Collected data entries

-- START --

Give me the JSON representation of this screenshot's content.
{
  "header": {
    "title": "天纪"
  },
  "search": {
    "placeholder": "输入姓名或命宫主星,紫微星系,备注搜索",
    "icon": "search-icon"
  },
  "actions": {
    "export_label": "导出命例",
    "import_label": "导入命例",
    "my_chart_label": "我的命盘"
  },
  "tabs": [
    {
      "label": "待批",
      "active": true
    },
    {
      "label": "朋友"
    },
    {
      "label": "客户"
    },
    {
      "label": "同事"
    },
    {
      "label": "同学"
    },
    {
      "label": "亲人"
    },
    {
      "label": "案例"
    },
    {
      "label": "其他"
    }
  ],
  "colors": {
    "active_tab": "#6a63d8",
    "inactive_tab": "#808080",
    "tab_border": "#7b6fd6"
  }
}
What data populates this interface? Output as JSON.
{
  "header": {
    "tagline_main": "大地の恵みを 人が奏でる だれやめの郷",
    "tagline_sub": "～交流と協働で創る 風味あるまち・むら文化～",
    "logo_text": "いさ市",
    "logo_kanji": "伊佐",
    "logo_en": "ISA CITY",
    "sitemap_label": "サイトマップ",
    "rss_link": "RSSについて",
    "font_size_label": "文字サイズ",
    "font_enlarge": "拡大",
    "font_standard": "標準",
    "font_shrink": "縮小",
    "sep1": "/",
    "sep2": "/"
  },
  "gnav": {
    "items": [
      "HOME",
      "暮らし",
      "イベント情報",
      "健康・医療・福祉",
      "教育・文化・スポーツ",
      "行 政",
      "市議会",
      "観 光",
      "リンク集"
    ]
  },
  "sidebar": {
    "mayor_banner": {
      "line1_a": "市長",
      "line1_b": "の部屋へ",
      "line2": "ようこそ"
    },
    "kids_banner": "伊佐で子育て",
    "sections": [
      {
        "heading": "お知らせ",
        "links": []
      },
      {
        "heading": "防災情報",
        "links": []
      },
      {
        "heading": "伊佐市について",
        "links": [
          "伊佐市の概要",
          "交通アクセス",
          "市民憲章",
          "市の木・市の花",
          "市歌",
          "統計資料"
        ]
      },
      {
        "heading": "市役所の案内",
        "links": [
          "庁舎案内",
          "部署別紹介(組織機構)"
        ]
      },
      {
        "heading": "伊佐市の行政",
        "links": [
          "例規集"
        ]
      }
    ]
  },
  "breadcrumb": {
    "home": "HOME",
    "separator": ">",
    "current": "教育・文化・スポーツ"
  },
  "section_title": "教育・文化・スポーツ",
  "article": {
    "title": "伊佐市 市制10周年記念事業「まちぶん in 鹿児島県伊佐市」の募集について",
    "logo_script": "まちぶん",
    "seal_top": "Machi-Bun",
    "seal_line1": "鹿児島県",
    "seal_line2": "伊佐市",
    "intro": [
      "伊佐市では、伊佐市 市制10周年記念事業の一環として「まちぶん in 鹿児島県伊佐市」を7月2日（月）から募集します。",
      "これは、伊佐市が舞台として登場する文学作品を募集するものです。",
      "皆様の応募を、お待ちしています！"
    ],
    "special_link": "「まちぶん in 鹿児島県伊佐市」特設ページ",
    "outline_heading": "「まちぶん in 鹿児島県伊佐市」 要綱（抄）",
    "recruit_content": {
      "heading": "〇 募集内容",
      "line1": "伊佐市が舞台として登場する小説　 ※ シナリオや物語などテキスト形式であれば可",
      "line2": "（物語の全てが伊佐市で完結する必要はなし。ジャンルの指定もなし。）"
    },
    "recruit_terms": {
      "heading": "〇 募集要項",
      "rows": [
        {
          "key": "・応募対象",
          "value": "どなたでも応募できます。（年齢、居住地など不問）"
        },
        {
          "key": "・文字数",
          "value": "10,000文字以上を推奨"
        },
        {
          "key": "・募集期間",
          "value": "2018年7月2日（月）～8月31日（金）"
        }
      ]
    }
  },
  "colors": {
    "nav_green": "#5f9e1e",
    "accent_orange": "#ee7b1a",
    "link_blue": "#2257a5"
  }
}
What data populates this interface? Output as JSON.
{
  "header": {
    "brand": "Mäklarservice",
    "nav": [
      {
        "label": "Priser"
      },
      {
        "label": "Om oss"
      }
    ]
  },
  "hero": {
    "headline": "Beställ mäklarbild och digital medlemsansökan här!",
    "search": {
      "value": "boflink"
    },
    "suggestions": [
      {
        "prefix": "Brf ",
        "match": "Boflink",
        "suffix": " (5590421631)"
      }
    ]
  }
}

-- END --

### SET PROBLEM
Filter the records above and return every line that holds the word "鹿児島県伊佐市".

### SOLUTION TO THIS TASK
    "title": "伊佐市 市制10周年記念事業「まちぶん in 鹿児島県伊佐市」の募集について",
      "伊佐市では、伊佐市 市制10周年記念事業の一環として「まちぶん in 鹿児島県伊佐市」を7月2日（月）から募集します。",
    "special_link": "「まちぶん in 鹿児島県伊佐市」特設ページ",
    "outline_heading": "「まちぶん in 鹿児島県伊佐市」 要綱（抄）",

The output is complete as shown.